REQUIRED TASK: Copy out each line exactly; pictures stay out of the copy.

DATASET EXTRACT:

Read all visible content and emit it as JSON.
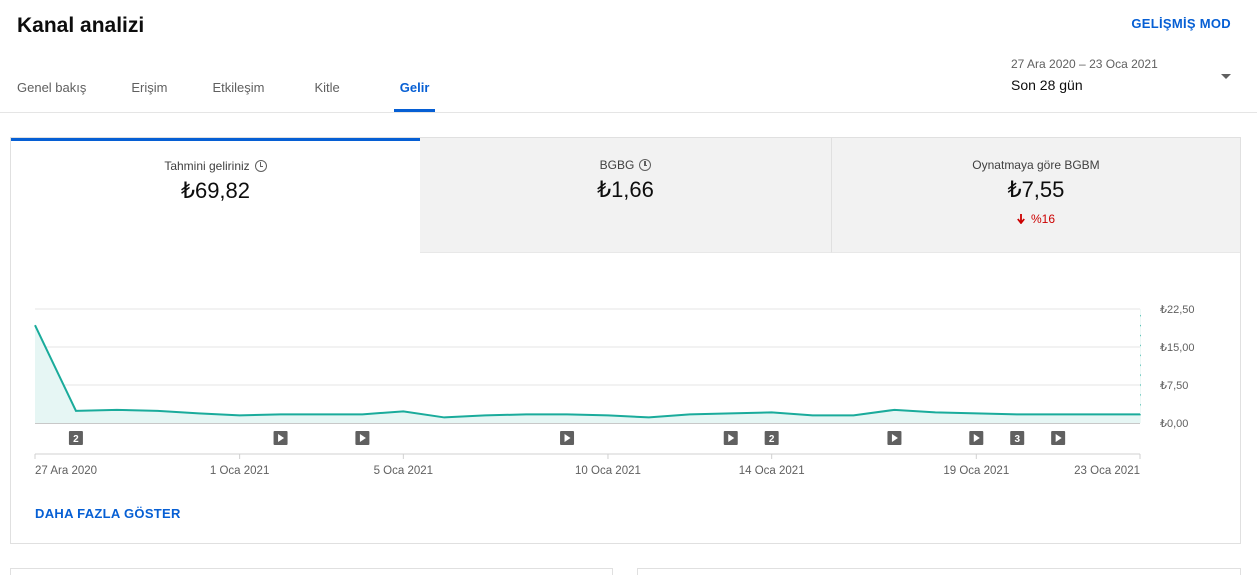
{
  "page": {
    "title": "Kanal analizi",
    "advanced_mode": "GELİŞMİŞ MOD"
  },
  "tabs": [
    {
      "label": "Genel bakış",
      "active": false
    },
    {
      "label": "Erişim",
      "active": false
    },
    {
      "label": "Etkileşim",
      "active": false
    },
    {
      "label": "Kitle",
      "active": false
    },
    {
      "label": "Gelir",
      "active": true
    }
  ],
  "date_range": {
    "range": "27 Ara 2020 – 23 Oca 2021",
    "label": "Son 28 gün"
  },
  "metrics": [
    {
      "label": "Tahmini geliriniz",
      "value": "₺69,82",
      "has_clock": true,
      "selected": true,
      "delta": ""
    },
    {
      "label": "BGBG",
      "value": "₺1,66",
      "has_clock": true,
      "selected": false,
      "delta": ""
    },
    {
      "label": "Oynatmaya göre BGBM",
      "value": "₺7,55",
      "has_clock": false,
      "selected": false,
      "delta": "%16"
    }
  ],
  "colors": {
    "accent": "#065fd4",
    "line": "#1aab9b",
    "negative": "#cc0000"
  },
  "chart_data": {
    "type": "area",
    "x": [
      "27 Ara",
      "28 Ara",
      "29 Ara",
      "30 Ara",
      "31 Ara",
      "1 Oca",
      "2 Oca",
      "3 Oca",
      "4 Oca",
      "5 Oca",
      "6 Oca",
      "7 Oca",
      "8 Oca",
      "9 Oca",
      "10 Oca",
      "11 Oca",
      "12 Oca",
      "13 Oca",
      "14 Oca",
      "15 Oca",
      "16 Oca",
      "17 Oca",
      "18 Oca",
      "19 Oca",
      "20 Oca",
      "21 Oca",
      "22 Oca"
    ],
    "y": [
      19.3,
      2.4,
      2.6,
      2.4,
      1.9,
      1.5,
      1.7,
      1.7,
      1.7,
      2.3,
      1.1,
      1.5,
      1.7,
      1.7,
      1.5,
      1.1,
      1.7,
      1.9,
      2.1,
      1.5,
      1.5,
      2.6,
      2.1,
      1.9,
      1.7,
      1.7,
      1.7
    ],
    "ylim": [
      0,
      22.5
    ],
    "y_ticks": [
      "₺22,50",
      "₺15,00",
      "₺7,50",
      "₺0,00"
    ],
    "x_ticks": [
      "27 Ara 2020",
      "1 Oca 2021",
      "5 Oca 2021",
      "10 Oca 2021",
      "14 Oca 2021",
      "19 Oca 2021",
      "23 Oca 2021"
    ],
    "x_tick_day_index": [
      0,
      5,
      9,
      14,
      18,
      23,
      27
    ],
    "pending_last_day": true,
    "markers": [
      {
        "day_index": 1,
        "kind": "count",
        "label": "2"
      },
      {
        "day_index": 6,
        "kind": "video",
        "label": ""
      },
      {
        "day_index": 8,
        "kind": "video",
        "label": ""
      },
      {
        "day_index": 13,
        "kind": "video",
        "label": ""
      },
      {
        "day_index": 17,
        "kind": "video",
        "label": ""
      },
      {
        "day_index": 18,
        "kind": "count",
        "label": "2"
      },
      {
        "day_index": 21,
        "kind": "video",
        "label": ""
      },
      {
        "day_index": 23,
        "kind": "video",
        "label": ""
      },
      {
        "day_index": 24,
        "kind": "count",
        "label": "3"
      },
      {
        "day_index": 25,
        "kind": "video",
        "label": ""
      }
    ]
  },
  "show_more": "DAHA FAZLA GÖSTER"
}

THE RESPONSE:
Read all visible content and emit it as JSON.
{
  "page": {
    "title": "Kanal analizi",
    "advanced_mode": "GELİŞMİŞ MOD"
  },
  "tabs": [
    {
      "label": "Genel bakış",
      "active": false
    },
    {
      "label": "Erişim",
      "active": false
    },
    {
      "label": "Etkileşim",
      "active": false
    },
    {
      "label": "Kitle",
      "active": false
    },
    {
      "label": "Gelir",
      "active": true
    }
  ],
  "date_range": {
    "range": "27 Ara 2020 – 23 Oca 2021",
    "label": "Son 28 gün"
  },
  "metrics": [
    {
      "label": "Tahmini geliriniz",
      "value": "₺69,82",
      "has_clock": true,
      "selected": true,
      "delta": ""
    },
    {
      "label": "BGBG",
      "value": "₺1,66",
      "has_clock": true,
      "selected": false,
      "delta": ""
    },
    {
      "label": "Oynatmaya göre BGBM",
      "value": "₺7,55",
      "has_clock": false,
      "selected": false,
      "delta": "%16"
    }
  ],
  "colors": {
    "accent": "#065fd4",
    "line": "#1aab9b",
    "negative": "#cc0000"
  },
  "chart_data": {
    "type": "area",
    "x": [
      "27 Ara",
      "28 Ara",
      "29 Ara",
      "30 Ara",
      "31 Ara",
      "1 Oca",
      "2 Oca",
      "3 Oca",
      "4 Oca",
      "5 Oca",
      "6 Oca",
      "7 Oca",
      "8 Oca",
      "9 Oca",
      "10 Oca",
      "11 Oca",
      "12 Oca",
      "13 Oca",
      "14 Oca",
      "15 Oca",
      "16 Oca",
      "17 Oca",
      "18 Oca",
      "19 Oca",
      "20 Oca",
      "21 Oca",
      "22 Oca"
    ],
    "y": [
      19.3,
      2.4,
      2.6,
      2.4,
      1.9,
      1.5,
      1.7,
      1.7,
      1.7,
      2.3,
      1.1,
      1.5,
      1.7,
      1.7,
      1.5,
      1.1,
      1.7,
      1.9,
      2.1,
      1.5,
      1.5,
      2.6,
      2.1,
      1.9,
      1.7,
      1.7,
      1.7
    ],
    "ylim": [
      0,
      22.5
    ],
    "y_ticks": [
      "₺22,50",
      "₺15,00",
      "₺7,50",
      "₺0,00"
    ],
    "x_ticks": [
      "27 Ara 2020",
      "1 Oca 2021",
      "5 Oca 2021",
      "10 Oca 2021",
      "14 Oca 2021",
      "19 Oca 2021",
      "23 Oca 2021"
    ],
    "x_tick_day_index": [
      0,
      5,
      9,
      14,
      18,
      23,
      27
    ],
    "pending_last_day": true,
    "markers": [
      {
        "day_index": 1,
        "kind": "count",
        "label": "2"
      },
      {
        "day_index": 6,
        "kind": "video",
        "label": ""
      },
      {
        "day_index": 8,
        "kind": "video",
        "label": ""
      },
      {
        "day_index": 13,
        "kind": "video",
        "label": ""
      },
      {
        "day_index": 17,
        "kind": "video",
        "label": ""
      },
      {
        "day_index": 18,
        "kind": "count",
        "label": "2"
      },
      {
        "day_index": 21,
        "kind": "video",
        "label": ""
      },
      {
        "day_index": 23,
        "kind": "video",
        "label": ""
      },
      {
        "day_index": 24,
        "kind": "count",
        "label": "3"
      },
      {
        "day_index": 25,
        "kind": "video",
        "label": ""
      }
    ]
  },
  "show_more": "DAHA FAZLA GÖSTER"
}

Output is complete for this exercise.